#### [RECORDS FOR PROCESSING]

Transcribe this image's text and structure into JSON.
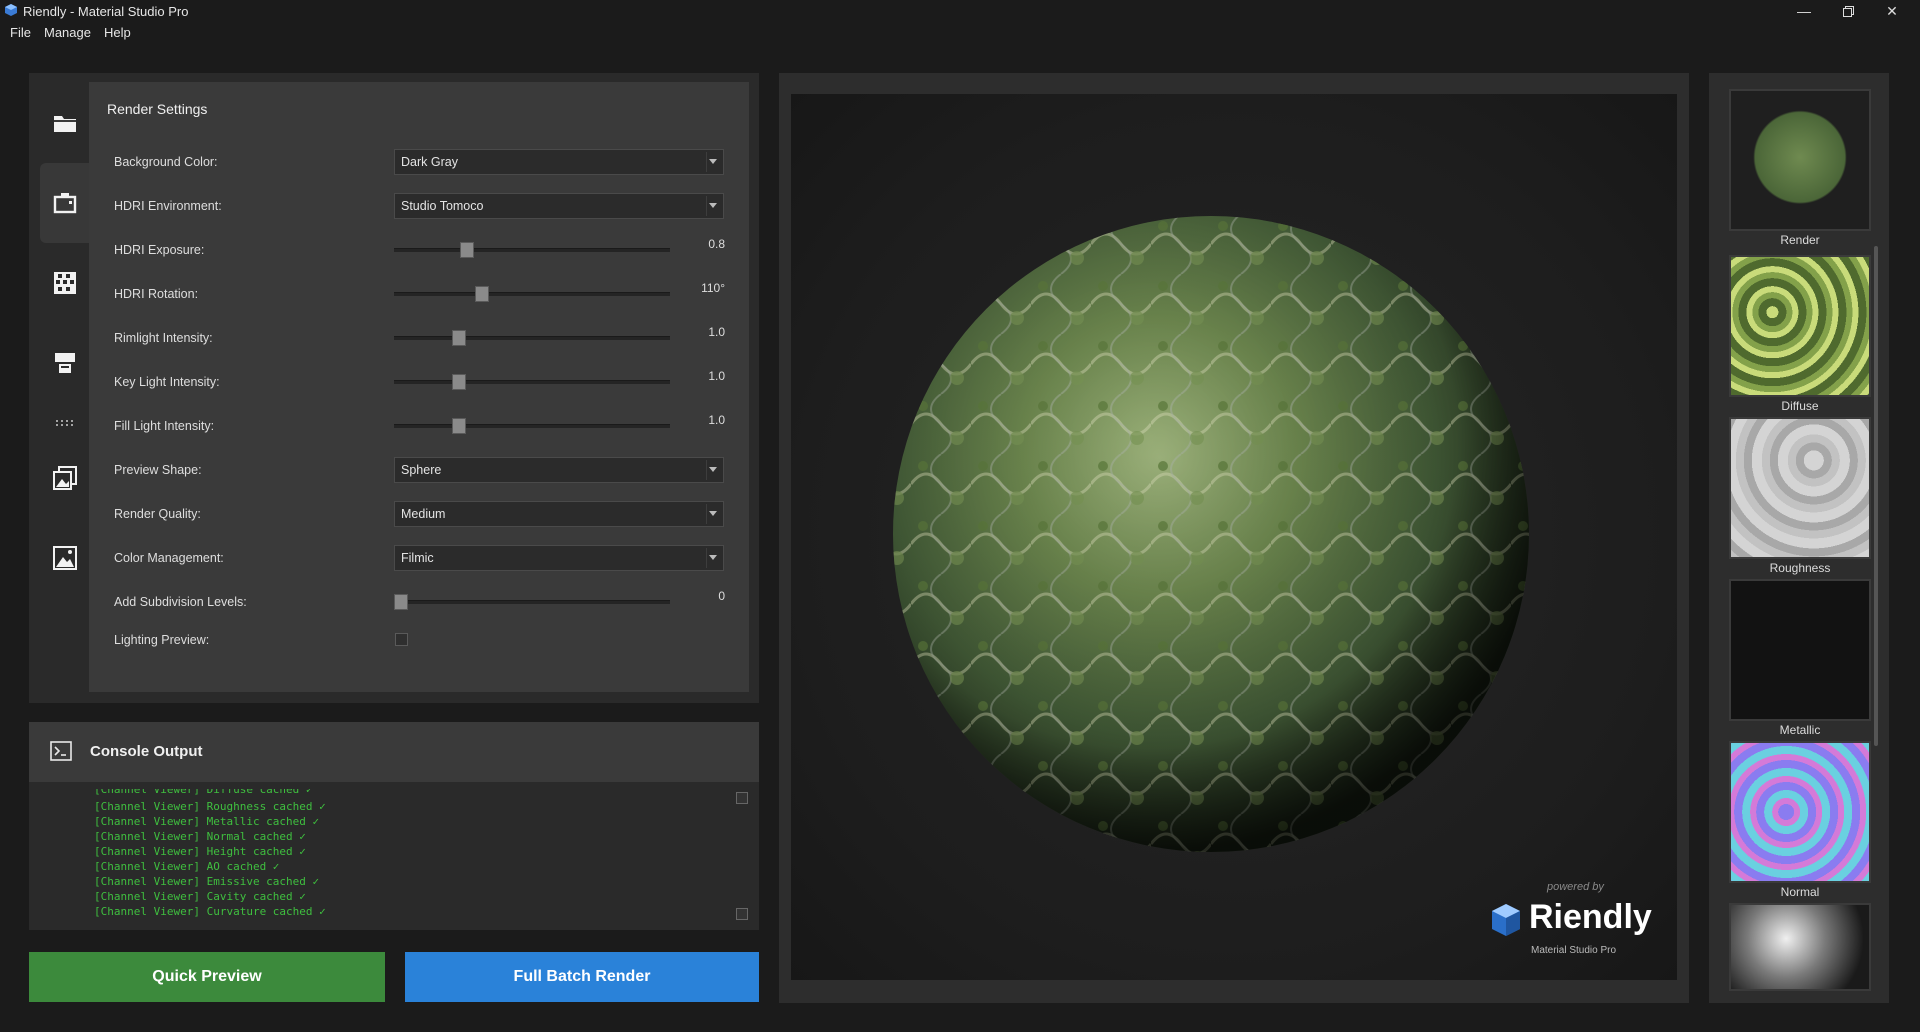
{
  "window": {
    "title": "Riendly - Material Studio Pro",
    "controls": [
      "minimize-icon",
      "maximize-icon",
      "close-icon"
    ]
  },
  "menu": {
    "file": "File",
    "manage": "Manage",
    "help": "Help"
  },
  "settings": {
    "title": "Render Settings",
    "background_color": {
      "label": "Background Color:",
      "value": "Dark Gray"
    },
    "hdri_environment": {
      "label": "HDRI Environment:",
      "value": "Studio Tomoco"
    },
    "hdri_exposure": {
      "label": "HDRI Exposure:",
      "value": "0.8",
      "level": 0.25
    },
    "hdri_rotation": {
      "label": "HDRI Rotation:",
      "value": "110°",
      "level": 0.31
    },
    "rimlight_intensity": {
      "label": "Rimlight Intensity:",
      "value": "1.0",
      "level": 0.22
    },
    "key_light_intensity": {
      "label": "Key Light Intensity:",
      "value": "1.0",
      "level": 0.22
    },
    "fill_light_intensity": {
      "label": "Fill Light Intensity:",
      "value": "1.0",
      "level": 0.22
    },
    "preview_shape": {
      "label": "Preview Shape:",
      "value": "Sphere"
    },
    "render_quality": {
      "label": "Render Quality:",
      "value": "Medium"
    },
    "color_management": {
      "label": "Color Management:",
      "value": "Filmic"
    },
    "subdivision_levels": {
      "label": "Add Subdivision Levels:",
      "value": "0",
      "level": 0.0
    },
    "lighting_preview": {
      "label": "Lighting Preview:",
      "checked": false
    }
  },
  "rail_icons": [
    "folder-icon",
    "camera-icon",
    "checker-icon",
    "printer-icon",
    "dots-icon",
    "gallery-icon",
    "image-icon"
  ],
  "console": {
    "title": "Console Output",
    "lines": [
      "[Channel Viewer] Diffuse cached ✓",
      "[Channel Viewer] Roughness cached ✓",
      "[Channel Viewer] Metallic cached ✓",
      "[Channel Viewer] Normal cached ✓",
      "[Channel Viewer] Height cached ✓",
      "[Channel Viewer] AO cached ✓",
      "[Channel Viewer] Emissive cached ✓",
      "[Channel Viewer] Cavity cached ✓",
      "[Channel Viewer] Curvature cached ✓"
    ]
  },
  "actions": {
    "quick_preview": "Quick Preview",
    "full_batch_render": "Full Batch Render"
  },
  "viewport": {
    "powered_by": "powered by",
    "brand": "Riendly",
    "product": "Material Studio Pro"
  },
  "channels": [
    {
      "label": "Render"
    },
    {
      "label": "Diffuse"
    },
    {
      "label": "Roughness"
    },
    {
      "label": "Metallic"
    },
    {
      "label": "Normal"
    },
    {
      "label": ""
    }
  ],
  "colors": {
    "accent_green": "#3c8a3c",
    "accent_blue": "#2a82d9",
    "console_text": "#3fbf3f"
  }
}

#### [BRIEF]
Lines containing the word "title" must all be returned from the material above.

#### [FINAL RESULT]
    "title": "Riendly - Material Studio Pro",
    "title": "Render Settings",
    "title": "Console Output",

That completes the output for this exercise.